- **Goal**
Every line of the listing must be reproduced as it stands. Leave the images behind.

- **Dataset content**
════════════════════

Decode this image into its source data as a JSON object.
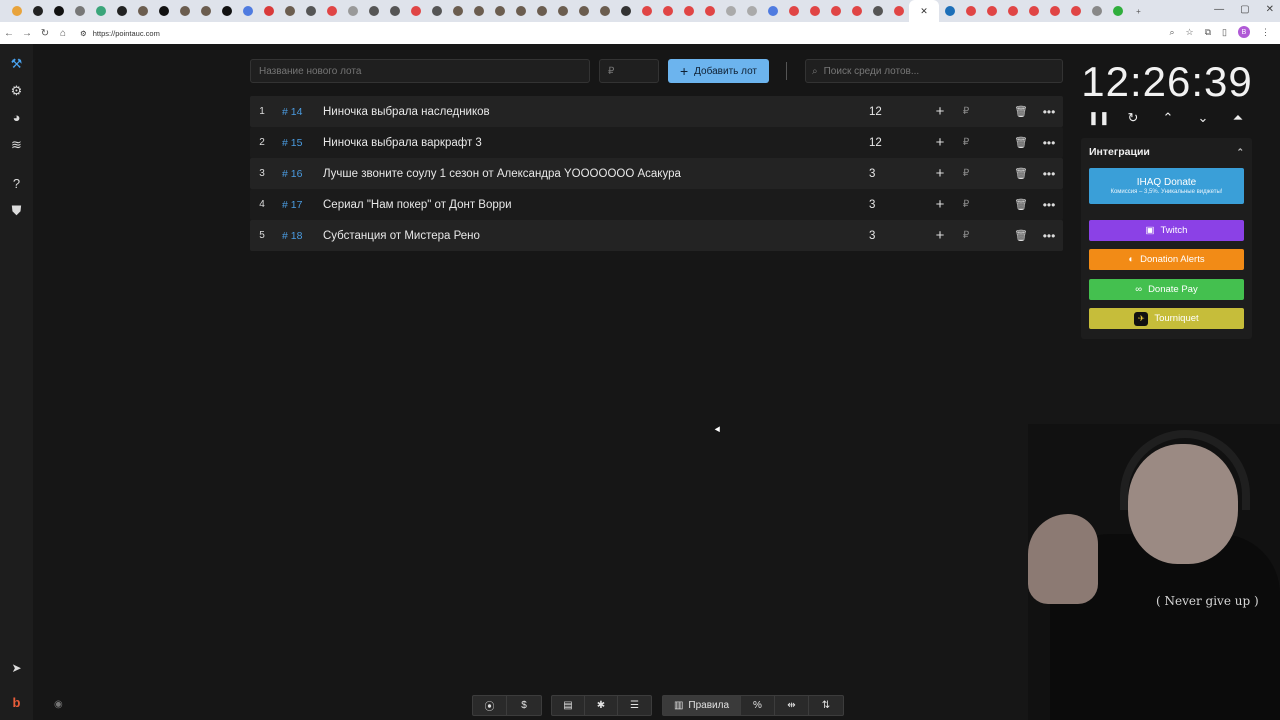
{
  "browser": {
    "url": "https://pointauc.com",
    "profile_initial": "B"
  },
  "toolbar": {
    "new_lot_placeholder": "Название нового лота",
    "amount_placeholder": "₽",
    "add_button_label": "Добавить лот",
    "search_placeholder": "Поиск среди лотов..."
  },
  "lots": [
    {
      "rank": "1",
      "id": "# 14",
      "name": "Ниночка выбрала наследников",
      "amount": "12"
    },
    {
      "rank": "2",
      "id": "# 15",
      "name": "Ниночка выбрала варкрафт 3",
      "amount": "12"
    },
    {
      "rank": "3",
      "id": "# 16",
      "name": "Лучше звоните соулу 1 сезон от Александра YOOOOOOO Асакура",
      "amount": "3"
    },
    {
      "rank": "4",
      "id": "# 17",
      "name": "Сериал \"Нам покер\" от Донт Ворри",
      "amount": "3"
    },
    {
      "rank": "5",
      "id": "# 18",
      "name": "Субстанция от Мистера Рено",
      "amount": "3"
    }
  ],
  "timer": {
    "value": "12:26:39"
  },
  "integrations": {
    "title": "Интеграции",
    "ihaq_title": "IHAQ Donate",
    "ihaq_subtitle": "Комиссия – 3,5%. Уникальные виджеты!",
    "twitch": "Twitch",
    "donation_alerts": "Donation Alerts",
    "donate_pay": "Donate Pay",
    "tourniquet": "Tourniquet"
  },
  "webcam": {
    "shirt_text": "( Never give up )"
  },
  "bottom_toolbar": {
    "rules_label": "Правила",
    "percent_label": "%"
  },
  "colors": {
    "accent": "#6cb4ee",
    "id_link": "#4a9be0",
    "twitch": "#8b41e6",
    "donation_alerts": "#f28b16",
    "donate_pay": "#44c04f",
    "tourniquet": "#c6bd3a",
    "ihaq": "#3a9fd8"
  }
}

════════════════════

- **Task answer**
Decode this image into its source data as a JSON object.
{
  "browser": {
    "url": "https://pointauc.com",
    "profile_initial": "B"
  },
  "toolbar": {
    "new_lot_placeholder": "Название нового лота",
    "amount_placeholder": "₽",
    "add_button_label": "Добавить лот",
    "search_placeholder": "Поиск среди лотов..."
  },
  "lots": [
    {
      "rank": "1",
      "id": "# 14",
      "name": "Ниночка выбрала наследников",
      "amount": "12"
    },
    {
      "rank": "2",
      "id": "# 15",
      "name": "Ниночка выбрала варкрафт 3",
      "amount": "12"
    },
    {
      "rank": "3",
      "id": "# 16",
      "name": "Лучше звоните соулу 1 сезон от Александра YOOOOOOO Асакура",
      "amount": "3"
    },
    {
      "rank": "4",
      "id": "# 17",
      "name": "Сериал \"Нам покер\" от Донт Ворри",
      "amount": "3"
    },
    {
      "rank": "5",
      "id": "# 18",
      "name": "Субстанция от Мистера Рено",
      "amount": "3"
    }
  ],
  "timer": {
    "value": "12:26:39"
  },
  "integrations": {
    "title": "Интеграции",
    "ihaq_title": "IHAQ Donate",
    "ihaq_subtitle": "Комиссия – 3,5%. Уникальные виджеты!",
    "twitch": "Twitch",
    "donation_alerts": "Donation Alerts",
    "donate_pay": "Donate Pay",
    "tourniquet": "Tourniquet"
  },
  "webcam": {
    "shirt_text": "( Never give up )"
  },
  "bottom_toolbar": {
    "rules_label": "Правила",
    "percent_label": "%"
  },
  "colors": {
    "accent": "#6cb4ee",
    "id_link": "#4a9be0",
    "twitch": "#8b41e6",
    "donation_alerts": "#f28b16",
    "donate_pay": "#44c04f",
    "tourniquet": "#c6bd3a",
    "ihaq": "#3a9fd8"
  }
}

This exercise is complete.